**Do this**
Put the part of the listing that opens with the line containing "ort-row: Ort: Musterstadt" and closes with the line containing "item-number: 5. xyxy=(37,289,41,294)" into a numbered list, leaving out blank lines.

**Task inputs**
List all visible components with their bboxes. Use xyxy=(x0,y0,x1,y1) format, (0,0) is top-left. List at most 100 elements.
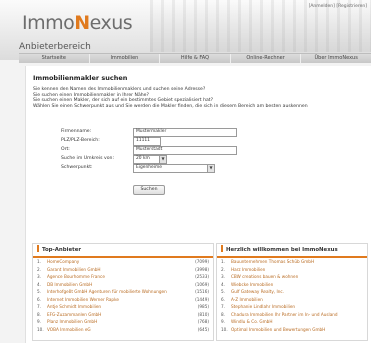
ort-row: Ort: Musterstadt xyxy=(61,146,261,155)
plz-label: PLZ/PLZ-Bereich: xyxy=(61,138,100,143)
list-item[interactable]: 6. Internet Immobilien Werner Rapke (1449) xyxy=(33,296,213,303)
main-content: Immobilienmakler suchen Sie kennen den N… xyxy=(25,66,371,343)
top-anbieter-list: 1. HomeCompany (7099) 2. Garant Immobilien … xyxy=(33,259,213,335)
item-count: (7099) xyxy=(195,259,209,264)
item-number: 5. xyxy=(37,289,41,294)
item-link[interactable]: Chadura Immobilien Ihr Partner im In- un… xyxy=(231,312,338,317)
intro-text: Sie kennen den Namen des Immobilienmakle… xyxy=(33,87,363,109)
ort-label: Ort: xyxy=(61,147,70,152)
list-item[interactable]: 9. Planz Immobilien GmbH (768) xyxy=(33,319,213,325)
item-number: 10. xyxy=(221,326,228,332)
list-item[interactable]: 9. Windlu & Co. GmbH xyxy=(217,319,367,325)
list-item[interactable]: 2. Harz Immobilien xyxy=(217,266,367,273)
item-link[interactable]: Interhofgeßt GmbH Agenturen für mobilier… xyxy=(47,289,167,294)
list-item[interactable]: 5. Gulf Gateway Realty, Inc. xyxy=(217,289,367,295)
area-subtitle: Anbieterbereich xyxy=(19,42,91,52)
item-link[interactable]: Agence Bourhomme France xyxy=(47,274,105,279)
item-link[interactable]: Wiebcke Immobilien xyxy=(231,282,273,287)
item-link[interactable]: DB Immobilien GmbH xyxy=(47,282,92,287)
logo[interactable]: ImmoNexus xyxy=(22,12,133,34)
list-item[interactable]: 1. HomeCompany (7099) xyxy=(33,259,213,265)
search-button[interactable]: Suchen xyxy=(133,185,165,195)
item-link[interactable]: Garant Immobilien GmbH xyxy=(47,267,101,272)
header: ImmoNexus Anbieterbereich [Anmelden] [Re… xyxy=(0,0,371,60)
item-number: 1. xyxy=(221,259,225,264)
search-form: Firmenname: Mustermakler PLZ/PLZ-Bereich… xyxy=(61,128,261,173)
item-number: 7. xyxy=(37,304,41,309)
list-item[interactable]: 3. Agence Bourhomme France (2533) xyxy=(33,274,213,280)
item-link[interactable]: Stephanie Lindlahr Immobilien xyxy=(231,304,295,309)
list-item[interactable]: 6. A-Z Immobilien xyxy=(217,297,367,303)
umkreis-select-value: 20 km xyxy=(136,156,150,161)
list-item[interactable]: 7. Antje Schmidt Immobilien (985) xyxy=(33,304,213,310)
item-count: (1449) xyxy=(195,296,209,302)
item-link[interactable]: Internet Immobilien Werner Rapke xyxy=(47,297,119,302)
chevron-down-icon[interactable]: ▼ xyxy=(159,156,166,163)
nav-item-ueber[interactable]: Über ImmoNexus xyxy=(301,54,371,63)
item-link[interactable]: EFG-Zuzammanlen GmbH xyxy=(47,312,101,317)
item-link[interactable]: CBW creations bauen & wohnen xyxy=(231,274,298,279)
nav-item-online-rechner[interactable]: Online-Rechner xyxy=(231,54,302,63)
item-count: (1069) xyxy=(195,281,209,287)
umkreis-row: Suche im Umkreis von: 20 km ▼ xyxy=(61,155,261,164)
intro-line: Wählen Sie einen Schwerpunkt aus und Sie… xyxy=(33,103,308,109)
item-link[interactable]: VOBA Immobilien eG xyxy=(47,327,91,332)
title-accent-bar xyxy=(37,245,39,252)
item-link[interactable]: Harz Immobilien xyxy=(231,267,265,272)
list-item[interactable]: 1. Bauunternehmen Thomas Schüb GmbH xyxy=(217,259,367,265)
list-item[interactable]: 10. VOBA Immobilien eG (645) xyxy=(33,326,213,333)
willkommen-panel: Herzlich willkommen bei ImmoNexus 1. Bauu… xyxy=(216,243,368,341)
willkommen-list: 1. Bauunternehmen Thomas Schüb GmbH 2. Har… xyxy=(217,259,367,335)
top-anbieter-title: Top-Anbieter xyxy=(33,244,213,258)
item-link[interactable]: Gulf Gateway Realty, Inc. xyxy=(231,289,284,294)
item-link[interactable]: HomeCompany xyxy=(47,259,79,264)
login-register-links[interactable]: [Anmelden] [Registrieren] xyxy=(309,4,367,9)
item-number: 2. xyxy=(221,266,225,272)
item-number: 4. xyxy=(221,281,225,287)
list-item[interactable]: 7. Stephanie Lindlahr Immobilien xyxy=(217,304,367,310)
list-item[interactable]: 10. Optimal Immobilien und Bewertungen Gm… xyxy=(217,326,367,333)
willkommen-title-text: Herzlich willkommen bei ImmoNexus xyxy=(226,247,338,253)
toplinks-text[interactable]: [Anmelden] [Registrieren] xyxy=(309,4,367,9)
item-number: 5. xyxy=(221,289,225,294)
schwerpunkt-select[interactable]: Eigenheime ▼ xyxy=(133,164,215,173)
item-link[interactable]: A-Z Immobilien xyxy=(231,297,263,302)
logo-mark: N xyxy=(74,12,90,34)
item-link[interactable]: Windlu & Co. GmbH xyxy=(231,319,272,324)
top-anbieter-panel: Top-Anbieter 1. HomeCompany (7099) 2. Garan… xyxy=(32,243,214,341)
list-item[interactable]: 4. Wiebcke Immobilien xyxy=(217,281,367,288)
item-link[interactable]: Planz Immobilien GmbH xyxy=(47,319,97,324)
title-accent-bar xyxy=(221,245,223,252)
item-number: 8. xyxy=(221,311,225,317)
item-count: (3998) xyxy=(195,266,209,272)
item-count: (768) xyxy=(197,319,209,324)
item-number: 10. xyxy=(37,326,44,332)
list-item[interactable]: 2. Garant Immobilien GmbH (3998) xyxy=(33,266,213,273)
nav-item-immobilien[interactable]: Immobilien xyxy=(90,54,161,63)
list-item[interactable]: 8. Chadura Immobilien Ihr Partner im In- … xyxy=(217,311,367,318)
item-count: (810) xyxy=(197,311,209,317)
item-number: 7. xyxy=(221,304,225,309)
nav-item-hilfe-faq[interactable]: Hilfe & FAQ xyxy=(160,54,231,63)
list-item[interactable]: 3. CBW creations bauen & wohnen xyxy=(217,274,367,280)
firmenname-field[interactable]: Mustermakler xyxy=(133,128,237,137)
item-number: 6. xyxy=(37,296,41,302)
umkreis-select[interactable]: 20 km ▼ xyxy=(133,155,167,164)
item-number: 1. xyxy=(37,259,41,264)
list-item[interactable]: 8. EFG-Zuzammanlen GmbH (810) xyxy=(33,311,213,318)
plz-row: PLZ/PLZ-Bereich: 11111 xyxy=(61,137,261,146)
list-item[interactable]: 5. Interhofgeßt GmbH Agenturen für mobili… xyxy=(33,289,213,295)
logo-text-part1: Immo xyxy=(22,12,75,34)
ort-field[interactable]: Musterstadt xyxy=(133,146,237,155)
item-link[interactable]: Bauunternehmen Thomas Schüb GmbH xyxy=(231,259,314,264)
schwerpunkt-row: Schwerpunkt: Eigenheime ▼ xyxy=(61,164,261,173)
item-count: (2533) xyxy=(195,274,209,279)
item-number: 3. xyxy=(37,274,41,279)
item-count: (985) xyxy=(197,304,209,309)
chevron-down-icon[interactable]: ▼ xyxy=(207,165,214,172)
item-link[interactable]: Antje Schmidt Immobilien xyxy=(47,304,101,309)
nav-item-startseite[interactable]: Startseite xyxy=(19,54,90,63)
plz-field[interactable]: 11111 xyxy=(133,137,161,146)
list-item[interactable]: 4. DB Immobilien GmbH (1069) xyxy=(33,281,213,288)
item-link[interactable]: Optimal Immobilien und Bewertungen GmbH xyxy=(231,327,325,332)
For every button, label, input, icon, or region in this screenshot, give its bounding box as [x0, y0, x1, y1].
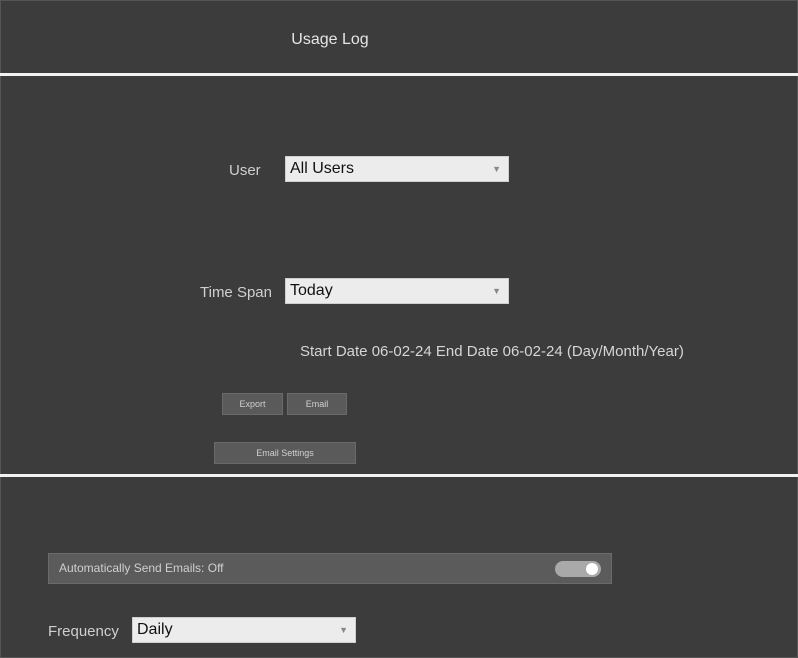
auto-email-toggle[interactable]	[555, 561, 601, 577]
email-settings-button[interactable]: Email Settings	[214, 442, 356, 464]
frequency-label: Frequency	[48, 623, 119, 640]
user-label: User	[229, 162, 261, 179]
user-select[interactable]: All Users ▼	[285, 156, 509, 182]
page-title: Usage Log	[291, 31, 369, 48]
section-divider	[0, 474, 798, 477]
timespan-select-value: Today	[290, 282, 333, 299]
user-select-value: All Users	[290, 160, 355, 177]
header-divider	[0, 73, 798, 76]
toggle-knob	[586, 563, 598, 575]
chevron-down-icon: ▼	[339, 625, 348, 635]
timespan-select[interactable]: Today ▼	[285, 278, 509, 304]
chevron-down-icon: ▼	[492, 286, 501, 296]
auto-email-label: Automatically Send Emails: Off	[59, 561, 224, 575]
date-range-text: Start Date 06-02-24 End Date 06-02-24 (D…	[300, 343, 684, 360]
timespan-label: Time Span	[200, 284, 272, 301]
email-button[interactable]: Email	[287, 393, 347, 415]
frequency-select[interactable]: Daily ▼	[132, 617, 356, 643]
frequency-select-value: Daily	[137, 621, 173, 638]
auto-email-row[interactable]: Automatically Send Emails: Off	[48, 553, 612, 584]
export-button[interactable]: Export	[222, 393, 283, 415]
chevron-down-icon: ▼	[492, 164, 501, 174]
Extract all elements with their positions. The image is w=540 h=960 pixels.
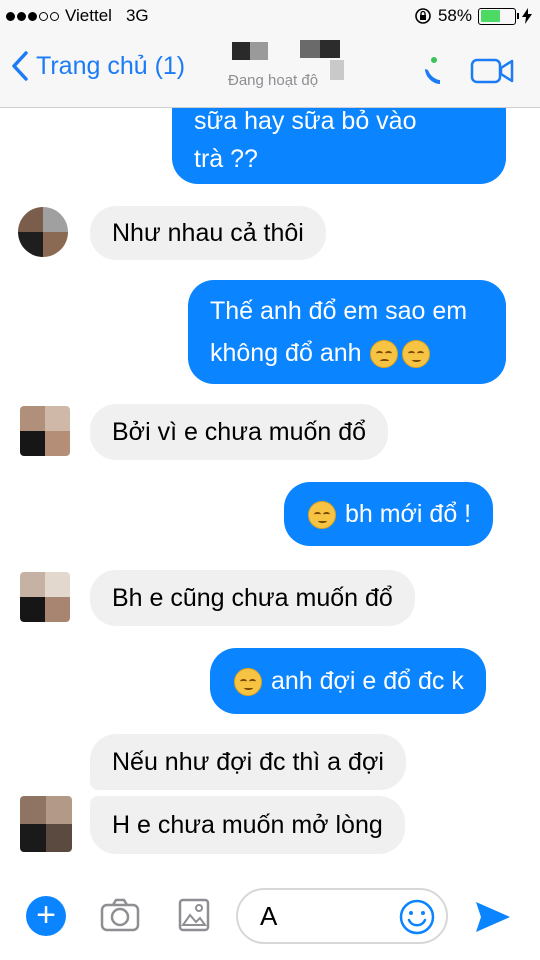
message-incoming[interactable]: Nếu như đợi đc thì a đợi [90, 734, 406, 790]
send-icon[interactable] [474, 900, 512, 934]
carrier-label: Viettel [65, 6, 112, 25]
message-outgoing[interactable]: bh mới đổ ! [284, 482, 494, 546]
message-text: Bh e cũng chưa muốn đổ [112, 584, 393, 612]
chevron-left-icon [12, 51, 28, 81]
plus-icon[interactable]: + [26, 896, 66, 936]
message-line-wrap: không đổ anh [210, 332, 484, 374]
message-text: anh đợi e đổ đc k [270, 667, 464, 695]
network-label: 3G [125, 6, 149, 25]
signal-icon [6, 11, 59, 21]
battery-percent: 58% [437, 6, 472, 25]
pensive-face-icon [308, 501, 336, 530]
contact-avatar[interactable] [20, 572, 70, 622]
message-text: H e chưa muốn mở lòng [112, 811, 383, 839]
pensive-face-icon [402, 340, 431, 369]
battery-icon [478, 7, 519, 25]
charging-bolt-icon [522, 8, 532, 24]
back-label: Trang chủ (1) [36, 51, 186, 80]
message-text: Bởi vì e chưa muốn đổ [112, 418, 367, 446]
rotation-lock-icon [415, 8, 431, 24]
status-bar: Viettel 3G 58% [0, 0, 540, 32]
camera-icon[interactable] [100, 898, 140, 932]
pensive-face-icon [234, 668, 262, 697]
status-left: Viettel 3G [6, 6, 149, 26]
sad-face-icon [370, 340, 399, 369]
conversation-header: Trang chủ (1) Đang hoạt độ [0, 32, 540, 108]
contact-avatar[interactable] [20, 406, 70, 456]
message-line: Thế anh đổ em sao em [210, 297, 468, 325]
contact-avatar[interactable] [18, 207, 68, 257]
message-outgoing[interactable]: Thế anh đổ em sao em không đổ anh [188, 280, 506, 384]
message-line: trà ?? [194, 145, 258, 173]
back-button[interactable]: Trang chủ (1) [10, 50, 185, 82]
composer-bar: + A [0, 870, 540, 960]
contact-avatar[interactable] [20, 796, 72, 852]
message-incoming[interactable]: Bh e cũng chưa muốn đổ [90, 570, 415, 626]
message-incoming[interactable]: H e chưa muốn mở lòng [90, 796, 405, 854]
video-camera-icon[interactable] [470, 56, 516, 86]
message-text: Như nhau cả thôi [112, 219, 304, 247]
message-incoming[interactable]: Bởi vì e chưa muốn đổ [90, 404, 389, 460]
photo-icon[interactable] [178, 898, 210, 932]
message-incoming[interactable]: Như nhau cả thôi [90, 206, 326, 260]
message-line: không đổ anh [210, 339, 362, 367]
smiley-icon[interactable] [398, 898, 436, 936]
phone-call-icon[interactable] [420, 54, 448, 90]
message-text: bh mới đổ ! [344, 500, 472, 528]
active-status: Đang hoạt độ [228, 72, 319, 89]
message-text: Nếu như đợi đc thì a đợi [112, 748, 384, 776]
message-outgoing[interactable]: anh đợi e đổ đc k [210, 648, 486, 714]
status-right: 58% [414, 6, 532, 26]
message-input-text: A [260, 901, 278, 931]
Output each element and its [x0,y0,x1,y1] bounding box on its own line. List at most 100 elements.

**Output for this exercise**
1. ort-row: Ort: Musterstadt xyxy=(61,146,261,155)
2. plz-label: PLZ/PLZ-Bereich: xyxy=(61,138,100,143)
3. list-item[interactable]: 6. Internet Immobilien Werner Rapke (1449) xyxy=(33,296,213,303)
4. main-content: Immobilienmakler suchen Sie kennen den N… xyxy=(25,66,371,343)
5. top-anbieter-list: 1. HomeCompany (7099) 2. Garant Immobilien … xyxy=(33,259,213,335)
6. item-count: (7099) xyxy=(195,259,209,264)
7. item-number: 5. xyxy=(37,289,41,294)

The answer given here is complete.